■ Given request ■
Gather every line from the entries below that includes "name".

■ Material shown ■
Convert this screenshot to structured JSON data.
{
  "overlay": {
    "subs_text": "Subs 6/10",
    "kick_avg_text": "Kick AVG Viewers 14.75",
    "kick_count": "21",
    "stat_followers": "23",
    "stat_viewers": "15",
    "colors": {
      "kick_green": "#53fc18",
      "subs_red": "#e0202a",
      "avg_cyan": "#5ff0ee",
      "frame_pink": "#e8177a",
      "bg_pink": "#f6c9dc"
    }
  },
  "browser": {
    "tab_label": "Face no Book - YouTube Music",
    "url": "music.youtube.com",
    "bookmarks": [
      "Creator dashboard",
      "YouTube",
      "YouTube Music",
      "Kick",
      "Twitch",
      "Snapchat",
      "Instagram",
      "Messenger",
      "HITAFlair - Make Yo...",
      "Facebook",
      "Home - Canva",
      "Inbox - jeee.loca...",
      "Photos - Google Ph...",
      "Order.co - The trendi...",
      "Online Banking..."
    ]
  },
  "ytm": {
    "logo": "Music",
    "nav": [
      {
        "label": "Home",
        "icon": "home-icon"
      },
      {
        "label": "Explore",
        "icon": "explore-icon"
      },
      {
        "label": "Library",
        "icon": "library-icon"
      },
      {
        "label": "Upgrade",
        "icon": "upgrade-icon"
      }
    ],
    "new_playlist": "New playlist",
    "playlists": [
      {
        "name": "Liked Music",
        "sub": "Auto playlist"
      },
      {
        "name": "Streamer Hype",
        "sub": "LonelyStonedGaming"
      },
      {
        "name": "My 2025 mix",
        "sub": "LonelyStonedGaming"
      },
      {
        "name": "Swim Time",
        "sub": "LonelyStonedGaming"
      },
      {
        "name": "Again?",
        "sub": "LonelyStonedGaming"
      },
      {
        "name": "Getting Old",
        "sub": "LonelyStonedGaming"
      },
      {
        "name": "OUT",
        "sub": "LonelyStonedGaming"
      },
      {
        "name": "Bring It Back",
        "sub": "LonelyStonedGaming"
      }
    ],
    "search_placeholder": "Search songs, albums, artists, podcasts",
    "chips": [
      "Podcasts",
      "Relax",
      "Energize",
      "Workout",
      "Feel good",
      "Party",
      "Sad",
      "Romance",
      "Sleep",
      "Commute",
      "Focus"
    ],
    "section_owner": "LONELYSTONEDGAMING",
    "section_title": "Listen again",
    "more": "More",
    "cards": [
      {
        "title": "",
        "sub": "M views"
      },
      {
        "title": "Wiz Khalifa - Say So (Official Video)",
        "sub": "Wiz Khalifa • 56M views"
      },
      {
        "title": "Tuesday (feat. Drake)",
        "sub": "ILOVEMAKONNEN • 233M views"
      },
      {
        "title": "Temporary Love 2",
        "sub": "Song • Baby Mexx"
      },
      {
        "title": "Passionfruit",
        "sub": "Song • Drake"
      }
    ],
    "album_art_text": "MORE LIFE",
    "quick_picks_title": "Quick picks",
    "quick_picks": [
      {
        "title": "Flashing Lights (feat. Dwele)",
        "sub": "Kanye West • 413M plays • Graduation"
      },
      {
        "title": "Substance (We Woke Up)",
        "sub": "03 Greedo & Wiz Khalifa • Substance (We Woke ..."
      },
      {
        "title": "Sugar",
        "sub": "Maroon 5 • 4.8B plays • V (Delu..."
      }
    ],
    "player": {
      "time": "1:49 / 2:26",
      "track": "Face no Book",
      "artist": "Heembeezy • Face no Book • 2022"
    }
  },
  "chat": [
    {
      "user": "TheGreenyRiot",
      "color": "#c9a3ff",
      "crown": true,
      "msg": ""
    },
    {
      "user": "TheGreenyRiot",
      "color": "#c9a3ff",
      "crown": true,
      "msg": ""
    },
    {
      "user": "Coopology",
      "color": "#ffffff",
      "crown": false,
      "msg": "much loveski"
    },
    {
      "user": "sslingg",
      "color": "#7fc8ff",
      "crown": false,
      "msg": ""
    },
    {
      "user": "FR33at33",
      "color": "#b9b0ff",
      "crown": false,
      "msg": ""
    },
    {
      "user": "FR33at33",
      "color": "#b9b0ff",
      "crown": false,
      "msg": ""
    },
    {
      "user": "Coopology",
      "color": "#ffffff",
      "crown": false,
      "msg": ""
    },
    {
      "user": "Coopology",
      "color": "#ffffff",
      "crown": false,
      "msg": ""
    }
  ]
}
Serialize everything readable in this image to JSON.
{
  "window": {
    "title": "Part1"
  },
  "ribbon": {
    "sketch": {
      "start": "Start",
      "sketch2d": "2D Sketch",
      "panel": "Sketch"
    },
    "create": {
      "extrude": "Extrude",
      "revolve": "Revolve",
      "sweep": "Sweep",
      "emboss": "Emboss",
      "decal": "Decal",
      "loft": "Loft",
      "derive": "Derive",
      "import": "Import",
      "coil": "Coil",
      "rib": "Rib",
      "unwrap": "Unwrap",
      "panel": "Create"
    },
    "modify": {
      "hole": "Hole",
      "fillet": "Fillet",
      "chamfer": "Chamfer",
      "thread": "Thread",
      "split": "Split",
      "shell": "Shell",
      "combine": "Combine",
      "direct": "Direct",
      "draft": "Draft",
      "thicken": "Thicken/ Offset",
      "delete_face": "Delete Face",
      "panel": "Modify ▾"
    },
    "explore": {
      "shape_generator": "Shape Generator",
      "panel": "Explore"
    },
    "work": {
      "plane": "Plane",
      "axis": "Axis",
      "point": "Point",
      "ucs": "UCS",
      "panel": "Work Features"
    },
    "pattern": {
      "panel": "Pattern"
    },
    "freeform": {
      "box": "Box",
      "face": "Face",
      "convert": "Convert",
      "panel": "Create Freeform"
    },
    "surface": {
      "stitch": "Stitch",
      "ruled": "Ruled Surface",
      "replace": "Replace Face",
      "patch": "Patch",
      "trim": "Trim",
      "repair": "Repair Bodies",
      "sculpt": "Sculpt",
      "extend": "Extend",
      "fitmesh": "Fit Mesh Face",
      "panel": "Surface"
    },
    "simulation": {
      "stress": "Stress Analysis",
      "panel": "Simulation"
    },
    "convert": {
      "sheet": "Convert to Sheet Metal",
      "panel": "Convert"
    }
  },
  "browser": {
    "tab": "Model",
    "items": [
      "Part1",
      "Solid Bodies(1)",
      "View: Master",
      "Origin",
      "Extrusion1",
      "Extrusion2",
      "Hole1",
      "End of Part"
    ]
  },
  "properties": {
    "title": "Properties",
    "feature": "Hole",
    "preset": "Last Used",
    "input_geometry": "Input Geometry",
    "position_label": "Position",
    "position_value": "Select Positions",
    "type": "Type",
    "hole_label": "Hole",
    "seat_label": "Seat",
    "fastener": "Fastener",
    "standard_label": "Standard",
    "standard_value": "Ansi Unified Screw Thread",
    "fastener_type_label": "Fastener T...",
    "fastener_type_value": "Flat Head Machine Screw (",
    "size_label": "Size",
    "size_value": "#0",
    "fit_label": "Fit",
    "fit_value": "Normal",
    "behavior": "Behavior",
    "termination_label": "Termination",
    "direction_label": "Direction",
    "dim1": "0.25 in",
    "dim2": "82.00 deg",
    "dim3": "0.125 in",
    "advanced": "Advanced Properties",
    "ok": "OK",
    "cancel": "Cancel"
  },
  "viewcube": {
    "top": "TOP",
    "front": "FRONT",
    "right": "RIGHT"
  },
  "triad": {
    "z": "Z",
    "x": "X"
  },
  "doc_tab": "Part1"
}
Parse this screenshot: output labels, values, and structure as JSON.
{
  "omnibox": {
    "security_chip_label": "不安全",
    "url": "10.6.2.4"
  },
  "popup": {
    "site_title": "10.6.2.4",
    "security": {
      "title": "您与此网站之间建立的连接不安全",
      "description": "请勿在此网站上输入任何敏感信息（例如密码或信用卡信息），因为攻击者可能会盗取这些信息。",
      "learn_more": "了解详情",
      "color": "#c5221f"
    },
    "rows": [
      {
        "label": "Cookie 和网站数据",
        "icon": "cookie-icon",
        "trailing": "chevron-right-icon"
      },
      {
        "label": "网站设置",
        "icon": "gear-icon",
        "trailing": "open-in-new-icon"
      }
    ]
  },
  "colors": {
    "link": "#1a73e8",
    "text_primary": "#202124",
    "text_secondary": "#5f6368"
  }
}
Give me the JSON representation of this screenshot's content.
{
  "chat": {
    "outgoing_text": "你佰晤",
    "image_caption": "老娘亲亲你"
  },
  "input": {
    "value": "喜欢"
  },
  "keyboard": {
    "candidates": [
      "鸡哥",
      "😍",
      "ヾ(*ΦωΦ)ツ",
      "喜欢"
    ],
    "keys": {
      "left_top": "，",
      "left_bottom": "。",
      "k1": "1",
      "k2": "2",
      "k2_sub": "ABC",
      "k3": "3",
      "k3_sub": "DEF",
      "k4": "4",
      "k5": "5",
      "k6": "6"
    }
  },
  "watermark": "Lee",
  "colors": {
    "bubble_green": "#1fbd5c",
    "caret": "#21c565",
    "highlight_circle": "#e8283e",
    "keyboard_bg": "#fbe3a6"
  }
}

■ Solution ■
        "name": "Liked Music",
        "name": "Streamer Hype",
        "name": "My 2025 mix",
        "name": "Swim Time",
        "name": "Again?",
        "name": "Getting Old",
        "name": "OUT",
        "name": "Bring It Back",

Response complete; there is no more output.